# The exercise
Copy out all of the material exactly.

Start Input data

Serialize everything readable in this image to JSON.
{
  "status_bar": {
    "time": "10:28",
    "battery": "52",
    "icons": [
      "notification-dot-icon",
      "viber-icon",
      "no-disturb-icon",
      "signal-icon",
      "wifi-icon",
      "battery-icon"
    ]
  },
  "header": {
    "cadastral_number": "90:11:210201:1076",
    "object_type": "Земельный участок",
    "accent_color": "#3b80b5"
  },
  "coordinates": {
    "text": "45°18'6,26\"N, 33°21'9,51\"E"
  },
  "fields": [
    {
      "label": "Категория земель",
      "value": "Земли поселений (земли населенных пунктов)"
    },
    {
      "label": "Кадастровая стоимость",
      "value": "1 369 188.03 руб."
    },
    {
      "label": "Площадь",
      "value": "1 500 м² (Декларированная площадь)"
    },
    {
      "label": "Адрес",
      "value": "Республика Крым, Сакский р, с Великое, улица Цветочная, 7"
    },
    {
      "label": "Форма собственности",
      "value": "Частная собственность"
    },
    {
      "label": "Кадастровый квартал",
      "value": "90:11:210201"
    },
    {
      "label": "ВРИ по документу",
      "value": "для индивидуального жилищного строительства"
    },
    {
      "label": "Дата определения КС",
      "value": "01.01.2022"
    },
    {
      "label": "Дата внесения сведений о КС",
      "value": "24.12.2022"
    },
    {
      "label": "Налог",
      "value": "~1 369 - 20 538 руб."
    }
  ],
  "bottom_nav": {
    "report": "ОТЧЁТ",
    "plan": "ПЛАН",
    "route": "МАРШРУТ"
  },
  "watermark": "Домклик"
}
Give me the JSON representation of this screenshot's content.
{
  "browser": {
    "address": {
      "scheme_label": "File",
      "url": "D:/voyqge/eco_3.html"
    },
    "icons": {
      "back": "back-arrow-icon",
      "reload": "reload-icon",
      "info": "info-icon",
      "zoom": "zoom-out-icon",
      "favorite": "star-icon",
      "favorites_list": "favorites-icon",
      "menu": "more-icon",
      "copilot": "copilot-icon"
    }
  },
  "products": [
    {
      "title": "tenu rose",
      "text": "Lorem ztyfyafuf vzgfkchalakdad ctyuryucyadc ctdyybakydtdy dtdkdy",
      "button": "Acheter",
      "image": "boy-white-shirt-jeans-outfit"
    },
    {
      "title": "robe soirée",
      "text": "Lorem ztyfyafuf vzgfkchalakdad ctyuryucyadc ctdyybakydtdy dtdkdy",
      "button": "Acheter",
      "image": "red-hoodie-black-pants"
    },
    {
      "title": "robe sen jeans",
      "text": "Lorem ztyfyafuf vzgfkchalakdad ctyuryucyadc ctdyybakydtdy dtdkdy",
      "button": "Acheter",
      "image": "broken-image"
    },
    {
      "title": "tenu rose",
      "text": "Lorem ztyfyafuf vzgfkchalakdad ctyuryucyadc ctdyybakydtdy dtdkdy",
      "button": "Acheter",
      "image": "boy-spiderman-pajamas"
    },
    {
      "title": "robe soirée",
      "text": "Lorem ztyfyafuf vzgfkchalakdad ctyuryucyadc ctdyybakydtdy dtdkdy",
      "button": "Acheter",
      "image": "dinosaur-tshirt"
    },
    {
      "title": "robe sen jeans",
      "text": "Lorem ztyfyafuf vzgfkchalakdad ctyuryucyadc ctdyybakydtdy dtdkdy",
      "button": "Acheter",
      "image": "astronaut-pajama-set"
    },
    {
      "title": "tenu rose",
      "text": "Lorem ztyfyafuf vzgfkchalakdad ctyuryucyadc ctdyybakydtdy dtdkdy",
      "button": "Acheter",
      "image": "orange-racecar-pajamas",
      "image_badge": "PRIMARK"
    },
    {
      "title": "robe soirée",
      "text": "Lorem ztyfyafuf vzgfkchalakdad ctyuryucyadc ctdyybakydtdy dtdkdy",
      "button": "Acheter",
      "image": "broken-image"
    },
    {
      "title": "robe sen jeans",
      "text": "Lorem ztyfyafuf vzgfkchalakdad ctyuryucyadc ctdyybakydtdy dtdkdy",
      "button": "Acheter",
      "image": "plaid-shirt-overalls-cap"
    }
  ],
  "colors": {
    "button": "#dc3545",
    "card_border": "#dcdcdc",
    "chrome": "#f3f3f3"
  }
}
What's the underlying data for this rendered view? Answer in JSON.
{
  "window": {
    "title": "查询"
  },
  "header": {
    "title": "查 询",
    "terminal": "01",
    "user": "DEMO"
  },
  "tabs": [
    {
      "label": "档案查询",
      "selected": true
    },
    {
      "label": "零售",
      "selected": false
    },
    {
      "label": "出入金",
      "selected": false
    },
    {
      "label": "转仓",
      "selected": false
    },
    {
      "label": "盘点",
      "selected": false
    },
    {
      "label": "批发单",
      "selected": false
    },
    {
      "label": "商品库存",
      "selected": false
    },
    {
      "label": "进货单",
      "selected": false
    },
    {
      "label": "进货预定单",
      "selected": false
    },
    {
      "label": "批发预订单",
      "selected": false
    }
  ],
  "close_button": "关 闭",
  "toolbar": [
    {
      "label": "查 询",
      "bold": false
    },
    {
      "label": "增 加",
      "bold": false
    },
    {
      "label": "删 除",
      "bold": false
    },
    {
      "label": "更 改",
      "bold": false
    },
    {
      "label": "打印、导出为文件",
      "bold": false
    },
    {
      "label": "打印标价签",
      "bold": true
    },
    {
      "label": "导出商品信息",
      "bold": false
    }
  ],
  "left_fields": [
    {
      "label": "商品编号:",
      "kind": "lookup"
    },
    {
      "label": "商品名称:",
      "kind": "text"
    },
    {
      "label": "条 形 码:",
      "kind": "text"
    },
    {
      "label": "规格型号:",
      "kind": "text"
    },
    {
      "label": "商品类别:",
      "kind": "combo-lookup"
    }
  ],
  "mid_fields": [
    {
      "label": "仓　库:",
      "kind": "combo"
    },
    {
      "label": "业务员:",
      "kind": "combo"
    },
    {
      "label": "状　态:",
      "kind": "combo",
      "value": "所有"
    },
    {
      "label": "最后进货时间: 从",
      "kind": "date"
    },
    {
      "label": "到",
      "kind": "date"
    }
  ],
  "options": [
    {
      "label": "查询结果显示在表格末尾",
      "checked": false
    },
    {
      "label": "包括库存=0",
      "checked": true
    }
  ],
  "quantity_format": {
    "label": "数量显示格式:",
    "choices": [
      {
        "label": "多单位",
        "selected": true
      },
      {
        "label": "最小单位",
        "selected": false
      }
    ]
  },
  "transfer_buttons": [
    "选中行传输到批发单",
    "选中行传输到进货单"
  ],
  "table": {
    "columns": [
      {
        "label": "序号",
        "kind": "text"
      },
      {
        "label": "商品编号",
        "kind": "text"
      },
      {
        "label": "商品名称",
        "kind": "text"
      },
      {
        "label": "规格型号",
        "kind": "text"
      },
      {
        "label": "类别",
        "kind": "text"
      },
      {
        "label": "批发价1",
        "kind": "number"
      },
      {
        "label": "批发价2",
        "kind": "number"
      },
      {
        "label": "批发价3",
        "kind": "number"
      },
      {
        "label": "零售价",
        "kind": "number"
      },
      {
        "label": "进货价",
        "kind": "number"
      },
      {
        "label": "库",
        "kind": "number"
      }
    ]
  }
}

End Input data

# Solution to this exercise
Serialize everything readable in this image to JSON.
{
  "status_bar": {
    "time": "10:28",
    "battery": "52",
    "icons": [
      "notification-dot-icon",
      "viber-icon",
      "no-disturb-icon",
      "signal-icon",
      "wifi-icon",
      "battery-icon"
    ]
  },
  "header": {
    "cadastral_number": "90:11:210201:1076",
    "object_type": "Земельный участок",
    "accent_color": "#3b80b5"
  },
  "coordinates": {
    "text": "45°18'6,26\"N, 33°21'9,51\"E"
  },
  "fields": [
    {
      "label": "Категория земель",
      "value": "Земли поселений (земли населенных пунктов)"
    },
    {
      "label": "Кадастровая стоимость",
      "value": "1 369 188.03 руб."
    },
    {
      "label": "Площадь",
      "value": "1 500 м² (Декларированная площадь)"
    },
    {
      "label": "Адрес",
      "value": "Республика Крым, Сакский р, с Великое, улица Цветочная, 7"
    },
    {
      "label": "Форма собственности",
      "value": "Частная собственность"
    },
    {
      "label": "Кадастровый квартал",
      "value": "90:11:210201"
    },
    {
      "label": "ВРИ по документу",
      "value": "для индивидуального жилищного строительства"
    },
    {
      "label": "Дата определения КС",
      "value": "01.01.2022"
    },
    {
      "label": "Дата внесения сведений о КС",
      "value": "24.12.2022"
    },
    {
      "label": "Налог",
      "value": "~1 369 - 20 538 руб."
    }
  ],
  "bottom_nav": {
    "report": "ОТЧЁТ",
    "plan": "ПЛАН",
    "route": "МАРШРУТ"
  },
  "watermark": "Домклик"
}
Give me the JSON representation of this screenshot's content.
{
  "browser": {
    "address": {
      "scheme_label": "File",
      "url": "D:/voyqge/eco_3.html"
    },
    "icons": {
      "back": "back-arrow-icon",
      "reload": "reload-icon",
      "info": "info-icon",
      "zoom": "zoom-out-icon",
      "favorite": "star-icon",
      "favorites_list": "favorites-icon",
      "menu": "more-icon",
      "copilot": "copilot-icon"
    }
  },
  "products": [
    {
      "title": "tenu rose",
      "text": "Lorem ztyfyafuf vzgfkchalakdad ctyuryucyadc ctdyybakydtdy dtdkdy",
      "button": "Acheter",
      "image": "boy-white-shirt-jeans-outfit"
    },
    {
      "title": "robe soirée",
      "text": "Lorem ztyfyafuf vzgfkchalakdad ctyuryucyadc ctdyybakydtdy dtdkdy",
      "button": "Acheter",
      "image": "red-hoodie-black-pants"
    },
    {
      "title": "robe sen jeans",
      "text": "Lorem ztyfyafuf vzgfkchalakdad ctyuryucyadc ctdyybakydtdy dtdkdy",
      "button": "Acheter",
      "image": "broken-image"
    },
    {
      "title": "tenu rose",
      "text": "Lorem ztyfyafuf vzgfkchalakdad ctyuryucyadc ctdyybakydtdy dtdkdy",
      "button": "Acheter",
      "image": "boy-spiderman-pajamas"
    },
    {
      "title": "robe soirée",
      "text": "Lorem ztyfyafuf vzgfkchalakdad ctyuryucyadc ctdyybakydtdy dtdkdy",
      "button": "Acheter",
      "image": "dinosaur-tshirt"
    },
    {
      "title": "robe sen jeans",
      "text": "Lorem ztyfyafuf vzgfkchalakdad ctyuryucyadc ctdyybakydtdy dtdkdy",
      "button": "Acheter",
      "image": "astronaut-pajama-set"
    },
    {
      "title": "tenu rose",
      "text": "Lorem ztyfyafuf vzgfkchalakdad ctyuryucyadc ctdyybakydtdy dtdkdy",
      "button": "Acheter",
      "image": "orange-racecar-pajamas",
      "image_badge": "PRIMARK"
    },
    {
      "title": "robe soirée",
      "text": "Lorem ztyfyafuf vzgfkchalakdad ctyuryucyadc ctdyybakydtdy dtdkdy",
      "button": "Acheter",
      "image": "broken-image"
    },
    {
      "title": "robe sen jeans",
      "text": "Lorem ztyfyafuf vzgfkchalakdad ctyuryucyadc ctdyybakydtdy dtdkdy",
      "button": "Acheter",
      "image": "plaid-shirt-overalls-cap"
    }
  ],
  "colors": {
    "button": "#dc3545",
    "card_border": "#dcdcdc",
    "chrome": "#f3f3f3"
  }
}
What's the underlying data for this rendered view? Answer in JSON.
{
  "window": {
    "title": "查询"
  },
  "header": {
    "title": "查 询",
    "terminal": "01",
    "user": "DEMO"
  },
  "tabs": [
    {
      "label": "档案查询",
      "selected": true
    },
    {
      "label": "零售",
      "selected": false
    },
    {
      "label": "出入金",
      "selected": false
    },
    {
      "label": "转仓",
      "selected": false
    },
    {
      "label": "盘点",
      "selected": false
    },
    {
      "label": "批发单",
      "selected": false
    },
    {
      "label": "商品库存",
      "selected": false
    },
    {
      "label": "进货单",
      "selected": false
    },
    {
      "label": "进货预定单",
      "selected": false
    },
    {
      "label": "批发预订单",
      "selected": false
    }
  ],
  "close_button": "关 闭",
  "toolbar": [
    {
      "label": "查 询",
      "bold": false
    },
    {
      "label": "增 加",
      "bold": false
    },
    {
      "label": "删 除",
      "bold": false
    },
    {
      "label": "更 改",
      "bold": false
    },
    {
      "label": "打印、导出为文件",
      "bold": false
    },
    {
      "label": "打印标价签",
      "bold": true
    },
    {
      "label": "导出商品信息",
      "bold": false
    }
  ],
  "left_fields": [
    {
      "label": "商品编号:",
      "kind": "lookup"
    },
    {
      "label": "商品名称:",
      "kind": "text"
    },
    {
      "label": "条 形 码:",
      "kind": "text"
    },
    {
      "label": "规格型号:",
      "kind": "text"
    },
    {
      "label": "商品类别:",
      "kind": "combo-lookup"
    }
  ],
  "mid_fields": [
    {
      "label": "仓　库:",
      "kind": "combo"
    },
    {
      "label": "业务员:",
      "kind": "combo"
    },
    {
      "label": "状　态:",
      "kind": "combo",
      "value": "所有"
    },
    {
      "label": "最后进货时间: 从",
      "kind": "date"
    },
    {
      "label": "到",
      "kind": "date"
    }
  ],
  "options": [
    {
      "label": "查询结果显示在表格末尾",
      "checked": false
    },
    {
      "label": "包括库存=0",
      "checked": true
    }
  ],
  "quantity_format": {
    "label": "数量显示格式:",
    "choices": [
      {
        "label": "多单位",
        "selected": true
      },
      {
        "label": "最小单位",
        "selected": false
      }
    ]
  },
  "transfer_buttons": [
    "选中行传输到批发单",
    "选中行传输到进货单"
  ],
  "table": {
    "columns": [
      {
        "label": "序号",
        "kind": "text"
      },
      {
        "label": "商品编号",
        "kind": "text"
      },
      {
        "label": "商品名称",
        "kind": "text"
      },
      {
        "label": "规格型号",
        "kind": "text"
      },
      {
        "label": "类别",
        "kind": "text"
      },
      {
        "label": "批发价1",
        "kind": "number"
      },
      {
        "label": "批发价2",
        "kind": "number"
      },
      {
        "label": "批发价3",
        "kind": "number"
      },
      {
        "label": "零售价",
        "kind": "number"
      },
      {
        "label": "进货价",
        "kind": "number"
      },
      {
        "label": "库",
        "kind": "number"
      }
    ]
  }
}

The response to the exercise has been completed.